### EXERCISE DIRECTIONS
What lines of the data hold the string "Type"? Pull each one out.
──────────
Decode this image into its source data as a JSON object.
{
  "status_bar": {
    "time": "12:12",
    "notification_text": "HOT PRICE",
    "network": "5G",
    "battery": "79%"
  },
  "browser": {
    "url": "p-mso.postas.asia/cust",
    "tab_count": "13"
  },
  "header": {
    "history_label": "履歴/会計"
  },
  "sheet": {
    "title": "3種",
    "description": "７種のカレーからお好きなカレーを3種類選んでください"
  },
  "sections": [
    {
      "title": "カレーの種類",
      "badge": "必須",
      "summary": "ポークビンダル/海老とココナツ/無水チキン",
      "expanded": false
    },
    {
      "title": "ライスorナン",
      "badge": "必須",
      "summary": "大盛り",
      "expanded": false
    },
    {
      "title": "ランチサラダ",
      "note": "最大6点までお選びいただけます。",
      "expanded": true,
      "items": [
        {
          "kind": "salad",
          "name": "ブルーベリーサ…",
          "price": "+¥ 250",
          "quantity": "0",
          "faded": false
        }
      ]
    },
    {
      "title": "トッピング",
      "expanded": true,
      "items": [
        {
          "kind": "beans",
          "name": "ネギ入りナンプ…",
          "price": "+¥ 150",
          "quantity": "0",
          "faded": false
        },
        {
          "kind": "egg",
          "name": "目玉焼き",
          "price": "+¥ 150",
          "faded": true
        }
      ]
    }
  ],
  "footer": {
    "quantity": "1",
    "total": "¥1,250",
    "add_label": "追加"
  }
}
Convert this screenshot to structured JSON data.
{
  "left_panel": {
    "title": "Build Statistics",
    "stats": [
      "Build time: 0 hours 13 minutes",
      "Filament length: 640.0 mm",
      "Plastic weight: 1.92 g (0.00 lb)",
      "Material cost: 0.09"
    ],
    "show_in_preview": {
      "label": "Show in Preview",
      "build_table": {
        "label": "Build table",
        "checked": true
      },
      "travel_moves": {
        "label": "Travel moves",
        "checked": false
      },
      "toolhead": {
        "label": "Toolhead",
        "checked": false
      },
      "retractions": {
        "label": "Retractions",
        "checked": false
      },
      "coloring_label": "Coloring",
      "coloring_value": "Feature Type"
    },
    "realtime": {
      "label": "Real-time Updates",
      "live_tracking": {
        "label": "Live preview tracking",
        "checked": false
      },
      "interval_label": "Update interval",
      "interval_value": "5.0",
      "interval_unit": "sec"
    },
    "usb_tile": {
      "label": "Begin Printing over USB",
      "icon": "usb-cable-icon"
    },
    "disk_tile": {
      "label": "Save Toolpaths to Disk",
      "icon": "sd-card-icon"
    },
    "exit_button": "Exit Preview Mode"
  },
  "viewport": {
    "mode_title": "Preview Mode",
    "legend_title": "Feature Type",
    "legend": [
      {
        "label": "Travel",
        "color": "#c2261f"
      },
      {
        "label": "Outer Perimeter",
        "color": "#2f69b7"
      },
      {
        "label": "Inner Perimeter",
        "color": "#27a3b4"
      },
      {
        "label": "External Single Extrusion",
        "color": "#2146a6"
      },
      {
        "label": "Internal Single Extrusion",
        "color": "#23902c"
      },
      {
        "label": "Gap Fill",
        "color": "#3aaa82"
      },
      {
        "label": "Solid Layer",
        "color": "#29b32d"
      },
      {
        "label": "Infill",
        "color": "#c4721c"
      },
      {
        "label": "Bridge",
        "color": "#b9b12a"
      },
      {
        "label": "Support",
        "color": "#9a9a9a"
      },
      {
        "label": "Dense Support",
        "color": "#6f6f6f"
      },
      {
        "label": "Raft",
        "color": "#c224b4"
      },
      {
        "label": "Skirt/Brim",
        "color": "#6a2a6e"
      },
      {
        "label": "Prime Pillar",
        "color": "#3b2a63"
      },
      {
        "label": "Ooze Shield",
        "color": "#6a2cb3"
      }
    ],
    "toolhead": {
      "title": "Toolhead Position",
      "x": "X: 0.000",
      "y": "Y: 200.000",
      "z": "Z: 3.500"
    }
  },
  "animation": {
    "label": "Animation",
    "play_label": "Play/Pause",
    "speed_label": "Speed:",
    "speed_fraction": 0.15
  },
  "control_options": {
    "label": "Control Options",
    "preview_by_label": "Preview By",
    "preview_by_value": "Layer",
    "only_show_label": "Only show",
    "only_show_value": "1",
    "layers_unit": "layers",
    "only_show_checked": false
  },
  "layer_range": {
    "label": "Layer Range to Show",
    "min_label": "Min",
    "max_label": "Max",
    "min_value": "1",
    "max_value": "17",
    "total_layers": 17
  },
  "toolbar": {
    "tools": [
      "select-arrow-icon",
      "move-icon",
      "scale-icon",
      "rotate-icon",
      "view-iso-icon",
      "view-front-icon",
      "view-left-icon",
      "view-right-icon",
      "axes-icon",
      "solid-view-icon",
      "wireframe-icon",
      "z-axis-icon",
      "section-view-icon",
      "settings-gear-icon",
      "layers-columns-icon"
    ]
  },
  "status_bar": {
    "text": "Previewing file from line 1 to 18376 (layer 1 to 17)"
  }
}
──────────
### FINISHED TASK
      "coloring_value": "Feature Type"
    "legend_title": "Feature Type",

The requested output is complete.